Given data:

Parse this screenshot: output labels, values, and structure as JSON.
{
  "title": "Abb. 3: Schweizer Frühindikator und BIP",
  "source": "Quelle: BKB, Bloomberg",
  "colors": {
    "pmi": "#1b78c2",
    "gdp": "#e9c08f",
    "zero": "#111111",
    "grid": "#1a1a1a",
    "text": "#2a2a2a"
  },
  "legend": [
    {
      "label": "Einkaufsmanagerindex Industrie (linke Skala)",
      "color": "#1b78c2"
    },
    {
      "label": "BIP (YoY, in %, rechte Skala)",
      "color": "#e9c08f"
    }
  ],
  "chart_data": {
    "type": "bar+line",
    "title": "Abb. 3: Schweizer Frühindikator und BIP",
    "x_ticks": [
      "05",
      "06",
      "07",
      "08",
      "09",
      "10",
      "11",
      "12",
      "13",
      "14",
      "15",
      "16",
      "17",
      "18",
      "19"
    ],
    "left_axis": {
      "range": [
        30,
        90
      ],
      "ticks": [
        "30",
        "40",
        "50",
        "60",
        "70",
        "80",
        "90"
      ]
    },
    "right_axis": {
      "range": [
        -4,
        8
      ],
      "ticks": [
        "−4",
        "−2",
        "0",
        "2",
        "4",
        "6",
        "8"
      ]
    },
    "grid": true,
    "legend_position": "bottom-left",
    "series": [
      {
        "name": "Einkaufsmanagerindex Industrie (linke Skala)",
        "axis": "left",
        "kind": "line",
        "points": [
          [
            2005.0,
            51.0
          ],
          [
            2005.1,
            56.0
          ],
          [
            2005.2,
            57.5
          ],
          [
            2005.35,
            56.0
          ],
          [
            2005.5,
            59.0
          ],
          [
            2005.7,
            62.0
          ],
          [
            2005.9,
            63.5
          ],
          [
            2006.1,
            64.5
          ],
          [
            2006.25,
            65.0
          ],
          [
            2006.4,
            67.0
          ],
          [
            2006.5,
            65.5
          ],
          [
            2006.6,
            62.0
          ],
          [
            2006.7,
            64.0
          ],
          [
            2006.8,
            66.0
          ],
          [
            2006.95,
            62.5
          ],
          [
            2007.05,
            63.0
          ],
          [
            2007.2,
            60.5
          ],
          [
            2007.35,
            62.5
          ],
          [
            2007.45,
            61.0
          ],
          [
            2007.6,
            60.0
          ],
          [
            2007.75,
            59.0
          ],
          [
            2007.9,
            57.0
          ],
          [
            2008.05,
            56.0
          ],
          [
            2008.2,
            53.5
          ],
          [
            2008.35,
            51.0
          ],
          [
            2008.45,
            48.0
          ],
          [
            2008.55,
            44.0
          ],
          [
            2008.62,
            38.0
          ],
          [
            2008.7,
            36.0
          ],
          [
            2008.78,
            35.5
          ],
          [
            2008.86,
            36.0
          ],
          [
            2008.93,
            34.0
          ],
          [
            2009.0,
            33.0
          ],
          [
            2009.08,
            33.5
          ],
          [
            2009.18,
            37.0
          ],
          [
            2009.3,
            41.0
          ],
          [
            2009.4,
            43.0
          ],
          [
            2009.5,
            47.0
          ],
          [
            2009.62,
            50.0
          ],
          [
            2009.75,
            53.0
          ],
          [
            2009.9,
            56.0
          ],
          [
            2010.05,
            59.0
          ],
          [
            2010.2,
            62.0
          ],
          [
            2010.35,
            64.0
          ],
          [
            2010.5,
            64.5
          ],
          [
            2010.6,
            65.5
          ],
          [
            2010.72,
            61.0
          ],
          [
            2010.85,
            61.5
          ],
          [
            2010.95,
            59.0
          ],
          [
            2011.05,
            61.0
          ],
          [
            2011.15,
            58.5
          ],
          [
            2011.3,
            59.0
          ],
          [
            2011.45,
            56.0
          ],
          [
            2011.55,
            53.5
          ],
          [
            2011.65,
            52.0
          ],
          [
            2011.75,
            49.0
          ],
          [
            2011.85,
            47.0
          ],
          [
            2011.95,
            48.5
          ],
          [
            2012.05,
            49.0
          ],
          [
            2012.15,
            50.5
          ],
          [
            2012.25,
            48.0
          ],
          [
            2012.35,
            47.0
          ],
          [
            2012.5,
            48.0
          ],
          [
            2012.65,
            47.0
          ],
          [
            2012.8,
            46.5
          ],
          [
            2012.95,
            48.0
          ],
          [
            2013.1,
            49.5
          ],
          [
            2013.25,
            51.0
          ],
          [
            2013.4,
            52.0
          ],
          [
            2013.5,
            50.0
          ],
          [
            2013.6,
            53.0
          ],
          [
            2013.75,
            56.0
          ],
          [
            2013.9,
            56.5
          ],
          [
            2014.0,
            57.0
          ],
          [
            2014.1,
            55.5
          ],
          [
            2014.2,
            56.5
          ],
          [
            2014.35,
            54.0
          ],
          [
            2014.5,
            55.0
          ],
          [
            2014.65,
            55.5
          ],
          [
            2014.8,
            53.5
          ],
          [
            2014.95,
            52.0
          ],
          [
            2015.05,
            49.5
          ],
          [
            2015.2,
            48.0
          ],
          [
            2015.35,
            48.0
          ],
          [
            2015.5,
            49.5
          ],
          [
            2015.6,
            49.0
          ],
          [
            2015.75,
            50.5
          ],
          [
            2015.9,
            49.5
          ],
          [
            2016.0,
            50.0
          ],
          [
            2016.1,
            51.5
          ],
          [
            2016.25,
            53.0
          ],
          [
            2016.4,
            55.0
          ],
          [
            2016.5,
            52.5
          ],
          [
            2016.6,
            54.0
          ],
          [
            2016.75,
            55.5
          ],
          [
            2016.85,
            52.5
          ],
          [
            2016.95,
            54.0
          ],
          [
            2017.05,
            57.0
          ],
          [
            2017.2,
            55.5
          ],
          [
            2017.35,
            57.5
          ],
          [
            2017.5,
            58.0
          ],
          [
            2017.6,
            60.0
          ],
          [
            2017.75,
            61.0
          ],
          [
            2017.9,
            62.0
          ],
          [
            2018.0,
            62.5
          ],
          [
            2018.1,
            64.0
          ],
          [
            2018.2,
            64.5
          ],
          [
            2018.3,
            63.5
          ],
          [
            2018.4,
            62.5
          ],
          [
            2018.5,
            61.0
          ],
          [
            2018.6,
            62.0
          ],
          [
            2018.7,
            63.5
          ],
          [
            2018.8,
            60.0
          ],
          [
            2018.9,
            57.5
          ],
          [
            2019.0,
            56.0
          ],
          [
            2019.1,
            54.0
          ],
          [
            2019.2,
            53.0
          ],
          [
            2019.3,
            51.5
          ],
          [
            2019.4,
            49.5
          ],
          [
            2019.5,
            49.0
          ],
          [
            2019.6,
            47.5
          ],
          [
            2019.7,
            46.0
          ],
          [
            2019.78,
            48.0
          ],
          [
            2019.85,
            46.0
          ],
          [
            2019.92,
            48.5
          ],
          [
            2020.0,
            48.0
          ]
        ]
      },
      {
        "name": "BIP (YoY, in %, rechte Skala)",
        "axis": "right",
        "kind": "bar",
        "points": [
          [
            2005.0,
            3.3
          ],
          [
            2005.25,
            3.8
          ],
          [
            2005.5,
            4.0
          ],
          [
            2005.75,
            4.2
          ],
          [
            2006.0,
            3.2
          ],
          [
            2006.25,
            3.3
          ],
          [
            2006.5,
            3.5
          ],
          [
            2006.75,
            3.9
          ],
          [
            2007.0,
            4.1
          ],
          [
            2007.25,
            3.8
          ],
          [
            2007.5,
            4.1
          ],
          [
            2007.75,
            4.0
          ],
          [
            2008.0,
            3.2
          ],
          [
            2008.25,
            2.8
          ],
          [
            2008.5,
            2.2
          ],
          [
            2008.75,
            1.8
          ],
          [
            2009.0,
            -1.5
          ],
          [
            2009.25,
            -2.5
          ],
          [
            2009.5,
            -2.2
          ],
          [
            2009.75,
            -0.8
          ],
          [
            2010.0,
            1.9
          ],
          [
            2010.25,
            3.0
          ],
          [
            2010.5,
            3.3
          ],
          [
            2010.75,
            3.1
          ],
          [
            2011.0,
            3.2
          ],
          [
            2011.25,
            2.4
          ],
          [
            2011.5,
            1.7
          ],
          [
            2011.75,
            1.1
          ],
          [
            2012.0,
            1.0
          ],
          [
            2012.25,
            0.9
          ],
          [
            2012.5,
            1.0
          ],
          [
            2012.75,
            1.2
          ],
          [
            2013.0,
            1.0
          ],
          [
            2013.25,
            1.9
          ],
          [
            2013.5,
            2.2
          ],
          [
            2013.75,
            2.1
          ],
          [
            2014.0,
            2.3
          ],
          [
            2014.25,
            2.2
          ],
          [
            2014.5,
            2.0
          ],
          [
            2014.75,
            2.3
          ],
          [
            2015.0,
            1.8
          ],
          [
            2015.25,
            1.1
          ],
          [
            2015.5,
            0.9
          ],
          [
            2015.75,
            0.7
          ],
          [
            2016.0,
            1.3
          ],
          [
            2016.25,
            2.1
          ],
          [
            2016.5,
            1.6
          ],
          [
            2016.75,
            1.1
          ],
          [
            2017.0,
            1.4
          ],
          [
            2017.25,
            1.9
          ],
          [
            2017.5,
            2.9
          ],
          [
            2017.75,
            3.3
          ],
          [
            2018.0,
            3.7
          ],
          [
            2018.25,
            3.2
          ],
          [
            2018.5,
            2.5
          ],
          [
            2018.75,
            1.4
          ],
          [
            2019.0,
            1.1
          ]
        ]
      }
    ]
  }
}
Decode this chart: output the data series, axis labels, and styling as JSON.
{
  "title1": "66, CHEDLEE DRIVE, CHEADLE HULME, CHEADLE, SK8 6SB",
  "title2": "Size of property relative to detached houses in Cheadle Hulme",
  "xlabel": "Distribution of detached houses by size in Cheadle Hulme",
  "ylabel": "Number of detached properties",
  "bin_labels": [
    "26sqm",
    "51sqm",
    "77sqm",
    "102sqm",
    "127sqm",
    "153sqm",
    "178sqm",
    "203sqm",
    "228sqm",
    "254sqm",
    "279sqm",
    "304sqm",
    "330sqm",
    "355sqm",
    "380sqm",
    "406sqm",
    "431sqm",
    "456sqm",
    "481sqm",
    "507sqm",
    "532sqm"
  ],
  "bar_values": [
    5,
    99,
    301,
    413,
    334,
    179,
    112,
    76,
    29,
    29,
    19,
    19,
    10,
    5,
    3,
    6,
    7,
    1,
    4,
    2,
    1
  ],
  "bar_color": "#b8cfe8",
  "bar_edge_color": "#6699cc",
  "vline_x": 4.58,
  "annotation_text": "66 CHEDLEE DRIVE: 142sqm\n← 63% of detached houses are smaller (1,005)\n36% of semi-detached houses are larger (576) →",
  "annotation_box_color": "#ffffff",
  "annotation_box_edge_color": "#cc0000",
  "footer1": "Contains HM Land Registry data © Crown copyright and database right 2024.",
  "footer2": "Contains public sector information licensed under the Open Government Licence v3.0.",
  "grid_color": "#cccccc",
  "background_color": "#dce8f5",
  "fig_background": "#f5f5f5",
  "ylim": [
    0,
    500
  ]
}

What this task involves:
Return precisely the lines of the records, starting with the line that holds "Decode this chart: output" and ending with the last one.

Output below:
Decode this chart: output the data series, axis labels, and styling as JSON.
{
  "title1": "66, CHEDLEE DRIVE, CHEADLE HULME, CHEADLE, SK8 6SB",
  "title2": "Size of property relative to detached houses in Cheadle Hulme",
  "xlabel": "Distribution of detached houses by size in Cheadle Hulme",
  "ylabel": "Number of detached properties",
  "bin_labels": [
    "26sqm",
    "51sqm",
    "77sqm",
    "102sqm",
    "127sqm",
    "153sqm",
    "178sqm",
    "203sqm",
    "228sqm",
    "254sqm",
    "279sqm",
    "304sqm",
    "330sqm",
    "355sqm",
    "380sqm",
    "406sqm",
    "431sqm",
    "456sqm",
    "481sqm",
    "507sqm",
    "532sqm"
  ],
  "bar_values": [
    5,
    99,
    301,
    413,
    334,
    179,
    112,
    76,
    29,
    29,
    19,
    19,
    10,
    5,
    3,
    6,
    7,
    1,
    4,
    2,
    1
  ],
  "bar_color": "#b8cfe8",
  "bar_edge_color": "#6699cc",
  "vline_x": 4.58,
  "annotation_text": "66 CHEDLEE DRIVE: 142sqm\n← 63% of detached houses are smaller (1,005)\n36% of semi-detached houses are larger (576) →",
  "annotation_box_color": "#ffffff",
  "annotation_box_edge_color": "#cc0000",
  "footer1": "Contains HM Land Registry data © Crown copyright and database right 2024.",
  "footer2": "Contains public sector information licensed under the Open Government Licence v3.0.",
  "grid_color": "#cccccc",
  "background_color": "#dce8f5",
  "fig_background": "#f5f5f5",
  "ylim": [
    0,
    500
  ]
}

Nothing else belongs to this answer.